▸ Aim
Every entry below must appear again, exactly as written.

Collected data

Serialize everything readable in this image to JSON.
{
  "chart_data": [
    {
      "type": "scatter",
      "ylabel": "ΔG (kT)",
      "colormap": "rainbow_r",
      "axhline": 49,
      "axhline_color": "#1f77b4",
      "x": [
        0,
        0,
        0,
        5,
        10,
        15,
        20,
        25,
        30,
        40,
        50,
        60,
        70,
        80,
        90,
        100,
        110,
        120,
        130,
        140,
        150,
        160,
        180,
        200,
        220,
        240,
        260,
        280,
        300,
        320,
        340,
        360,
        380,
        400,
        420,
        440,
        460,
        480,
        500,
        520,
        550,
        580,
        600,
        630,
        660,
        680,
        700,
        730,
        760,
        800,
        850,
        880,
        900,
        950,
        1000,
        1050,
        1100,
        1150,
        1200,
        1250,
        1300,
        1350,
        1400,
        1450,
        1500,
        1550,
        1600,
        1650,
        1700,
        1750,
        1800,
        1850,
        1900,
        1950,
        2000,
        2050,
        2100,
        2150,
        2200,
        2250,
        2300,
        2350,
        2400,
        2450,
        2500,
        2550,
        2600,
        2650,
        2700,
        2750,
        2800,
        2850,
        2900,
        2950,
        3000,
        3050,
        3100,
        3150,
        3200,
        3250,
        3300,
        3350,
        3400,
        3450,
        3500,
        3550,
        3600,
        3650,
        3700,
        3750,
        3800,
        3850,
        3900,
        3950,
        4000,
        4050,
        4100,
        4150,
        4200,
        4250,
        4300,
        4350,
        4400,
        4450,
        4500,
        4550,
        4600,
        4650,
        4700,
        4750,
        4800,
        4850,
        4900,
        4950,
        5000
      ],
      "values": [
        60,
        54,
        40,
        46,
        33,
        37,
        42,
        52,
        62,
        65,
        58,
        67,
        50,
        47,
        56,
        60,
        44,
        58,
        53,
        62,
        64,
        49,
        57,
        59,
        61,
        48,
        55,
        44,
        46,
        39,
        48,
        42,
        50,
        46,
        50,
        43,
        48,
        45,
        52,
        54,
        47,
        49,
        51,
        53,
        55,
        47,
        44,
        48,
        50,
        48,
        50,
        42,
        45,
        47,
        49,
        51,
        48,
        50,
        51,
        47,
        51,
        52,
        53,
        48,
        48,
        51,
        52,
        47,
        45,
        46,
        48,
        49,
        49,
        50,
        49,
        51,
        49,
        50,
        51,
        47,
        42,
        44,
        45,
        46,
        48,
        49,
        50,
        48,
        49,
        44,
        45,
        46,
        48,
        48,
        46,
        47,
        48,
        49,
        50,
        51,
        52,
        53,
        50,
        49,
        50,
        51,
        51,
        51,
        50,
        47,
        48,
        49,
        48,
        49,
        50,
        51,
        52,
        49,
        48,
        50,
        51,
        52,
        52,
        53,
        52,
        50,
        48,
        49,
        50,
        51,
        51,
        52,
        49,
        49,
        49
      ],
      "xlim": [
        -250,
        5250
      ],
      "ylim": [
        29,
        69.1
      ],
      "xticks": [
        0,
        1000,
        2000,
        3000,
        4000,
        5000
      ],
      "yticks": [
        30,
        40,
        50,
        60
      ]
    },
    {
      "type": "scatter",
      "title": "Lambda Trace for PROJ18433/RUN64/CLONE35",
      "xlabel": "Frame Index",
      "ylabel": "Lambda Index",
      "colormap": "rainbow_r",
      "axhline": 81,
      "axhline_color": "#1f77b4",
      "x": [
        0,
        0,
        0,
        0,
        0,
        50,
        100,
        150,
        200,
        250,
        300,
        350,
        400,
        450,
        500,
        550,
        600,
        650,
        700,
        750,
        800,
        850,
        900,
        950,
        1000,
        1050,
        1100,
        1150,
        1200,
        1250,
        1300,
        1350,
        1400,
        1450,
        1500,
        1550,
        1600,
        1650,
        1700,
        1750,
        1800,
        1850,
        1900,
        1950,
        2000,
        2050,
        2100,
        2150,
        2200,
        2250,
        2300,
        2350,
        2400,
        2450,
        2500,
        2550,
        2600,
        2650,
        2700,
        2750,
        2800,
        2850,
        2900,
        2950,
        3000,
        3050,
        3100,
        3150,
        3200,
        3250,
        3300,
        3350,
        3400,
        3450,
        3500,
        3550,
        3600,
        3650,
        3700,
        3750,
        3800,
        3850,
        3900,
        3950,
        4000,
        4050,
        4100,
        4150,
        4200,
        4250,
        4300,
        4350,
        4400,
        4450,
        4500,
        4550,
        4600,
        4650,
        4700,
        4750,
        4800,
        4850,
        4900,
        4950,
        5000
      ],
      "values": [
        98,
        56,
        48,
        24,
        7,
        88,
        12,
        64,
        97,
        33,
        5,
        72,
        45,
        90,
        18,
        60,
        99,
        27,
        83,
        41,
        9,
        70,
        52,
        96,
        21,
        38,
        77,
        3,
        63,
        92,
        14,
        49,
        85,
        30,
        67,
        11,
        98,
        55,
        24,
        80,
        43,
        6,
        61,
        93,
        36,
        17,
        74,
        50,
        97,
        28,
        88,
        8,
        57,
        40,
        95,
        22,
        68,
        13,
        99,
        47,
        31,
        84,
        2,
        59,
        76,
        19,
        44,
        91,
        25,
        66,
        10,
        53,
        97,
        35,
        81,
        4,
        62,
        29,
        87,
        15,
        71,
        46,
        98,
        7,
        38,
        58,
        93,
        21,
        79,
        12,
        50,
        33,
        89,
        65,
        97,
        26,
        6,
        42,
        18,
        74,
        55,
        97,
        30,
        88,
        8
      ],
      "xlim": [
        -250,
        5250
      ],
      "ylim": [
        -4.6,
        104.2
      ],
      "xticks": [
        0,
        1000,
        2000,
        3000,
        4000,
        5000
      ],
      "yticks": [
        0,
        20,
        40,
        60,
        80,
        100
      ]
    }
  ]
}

▸ Correct response
Serialize everything readable in this image to JSON.
{
  "chart_data": [
    {
      "type": "scatter",
      "ylabel": "ΔG (kT)",
      "colormap": "rainbow_r",
      "axhline": 49,
      "axhline_color": "#1f77b4",
      "x": [
        0,
        0,
        0,
        5,
        10,
        15,
        20,
        25,
        30,
        40,
        50,
        60,
        70,
        80,
        90,
        100,
        110,
        120,
        130,
        140,
        150,
        160,
        180,
        200,
        220,
        240,
        260,
        280,
        300,
        320,
        340,
        360,
        380,
        400,
        420,
        440,
        460,
        480,
        500,
        520,
        550,
        580,
        600,
        630,
        660,
        680,
        700,
        730,
        760,
        800,
        850,
        880,
        900,
        950,
        1000,
        1050,
        1100,
        1150,
        1200,
        1250,
        1300,
        1350,
        1400,
        1450,
        1500,
        1550,
        1600,
        1650,
        1700,
        1750,
        1800,
        1850,
        1900,
        1950,
        2000,
        2050,
        2100,
        2150,
        2200,
        2250,
        2300,
        2350,
        2400,
        2450,
        2500,
        2550,
        2600,
        2650,
        2700,
        2750,
        2800,
        2850,
        2900,
        2950,
        3000,
        3050,
        3100,
        3150,
        3200,
        3250,
        3300,
        3350,
        3400,
        3450,
        3500,
        3550,
        3600,
        3650,
        3700,
        3750,
        3800,
        3850,
        3900,
        3950,
        4000,
        4050,
        4100,
        4150,
        4200,
        4250,
        4300,
        4350,
        4400,
        4450,
        4500,
        4550,
        4600,
        4650,
        4700,
        4750,
        4800,
        4850,
        4900,
        4950,
        5000
      ],
      "values": [
        60,
        54,
        40,
        46,
        33,
        37,
        42,
        52,
        62,
        65,
        58,
        67,
        50,
        47,
        56,
        60,
        44,
        58,
        53,
        62,
        64,
        49,
        57,
        59,
        61,
        48,
        55,
        44,
        46,
        39,
        48,
        42,
        50,
        46,
        50,
        43,
        48,
        45,
        52,
        54,
        47,
        49,
        51,
        53,
        55,
        47,
        44,
        48,
        50,
        48,
        50,
        42,
        45,
        47,
        49,
        51,
        48,
        50,
        51,
        47,
        51,
        52,
        53,
        48,
        48,
        51,
        52,
        47,
        45,
        46,
        48,
        49,
        49,
        50,
        49,
        51,
        49,
        50,
        51,
        47,
        42,
        44,
        45,
        46,
        48,
        49,
        50,
        48,
        49,
        44,
        45,
        46,
        48,
        48,
        46,
        47,
        48,
        49,
        50,
        51,
        52,
        53,
        50,
        49,
        50,
        51,
        51,
        51,
        50,
        47,
        48,
        49,
        48,
        49,
        50,
        51,
        52,
        49,
        48,
        50,
        51,
        52,
        52,
        53,
        52,
        50,
        48,
        49,
        50,
        51,
        51,
        52,
        49,
        49,
        49
      ],
      "xlim": [
        -250,
        5250
      ],
      "ylim": [
        29,
        69.1
      ],
      "xticks": [
        0,
        1000,
        2000,
        3000,
        4000,
        5000
      ],
      "yticks": [
        30,
        40,
        50,
        60
      ]
    },
    {
      "type": "scatter",
      "title": "Lambda Trace for PROJ18433/RUN64/CLONE35",
      "xlabel": "Frame Index",
      "ylabel": "Lambda Index",
      "colormap": "rainbow_r",
      "axhline": 81,
      "axhline_color": "#1f77b4",
      "x": [
        0,
        0,
        0,
        0,
        0,
        50,
        100,
        150,
        200,
        250,
        300,
        350,
        400,
        450,
        500,
        550,
        600,
        650,
        700,
        750,
        800,
        850,
        900,
        950,
        1000,
        1050,
        1100,
        1150,
        1200,
        1250,
        1300,
        1350,
        1400,
        1450,
        1500,
        1550,
        1600,
        1650,
        1700,
        1750,
        1800,
        1850,
        1900,
        1950,
        2000,
        2050,
        2100,
        2150,
        2200,
        2250,
        2300,
        2350,
        2400,
        2450,
        2500,
        2550,
        2600,
        2650,
        2700,
        2750,
        2800,
        2850,
        2900,
        2950,
        3000,
        3050,
        3100,
        3150,
        3200,
        3250,
        3300,
        3350,
        3400,
        3450,
        3500,
        3550,
        3600,
        3650,
        3700,
        3750,
        3800,
        3850,
        3900,
        3950,
        4000,
        4050,
        4100,
        4150,
        4200,
        4250,
        4300,
        4350,
        4400,
        4450,
        4500,
        4550,
        4600,
        4650,
        4700,
        4750,
        4800,
        4850,
        4900,
        4950,
        5000
      ],
      "values": [
        98,
        56,
        48,
        24,
        7,
        88,
        12,
        64,
        97,
        33,
        5,
        72,
        45,
        90,
        18,
        60,
        99,
        27,
        83,
        41,
        9,
        70,
        52,
        96,
        21,
        38,
        77,
        3,
        63,
        92,
        14,
        49,
        85,
        30,
        67,
        11,
        98,
        55,
        24,
        80,
        43,
        6,
        61,
        93,
        36,
        17,
        74,
        50,
        97,
        28,
        88,
        8,
        57,
        40,
        95,
        22,
        68,
        13,
        99,
        47,
        31,
        84,
        2,
        59,
        76,
        19,
        44,
        91,
        25,
        66,
        10,
        53,
        97,
        35,
        81,
        4,
        62,
        29,
        87,
        15,
        71,
        46,
        98,
        7,
        38,
        58,
        93,
        21,
        79,
        12,
        50,
        33,
        89,
        65,
        97,
        26,
        6,
        42,
        18,
        74,
        55,
        97,
        30,
        88,
        8
      ],
      "xlim": [
        -250,
        5250
      ],
      "ylim": [
        -4.6,
        104.2
      ],
      "xticks": [
        0,
        1000,
        2000,
        3000,
        4000,
        5000
      ],
      "yticks": [
        0,
        20,
        40,
        60,
        80,
        100
      ]
    }
  ]
}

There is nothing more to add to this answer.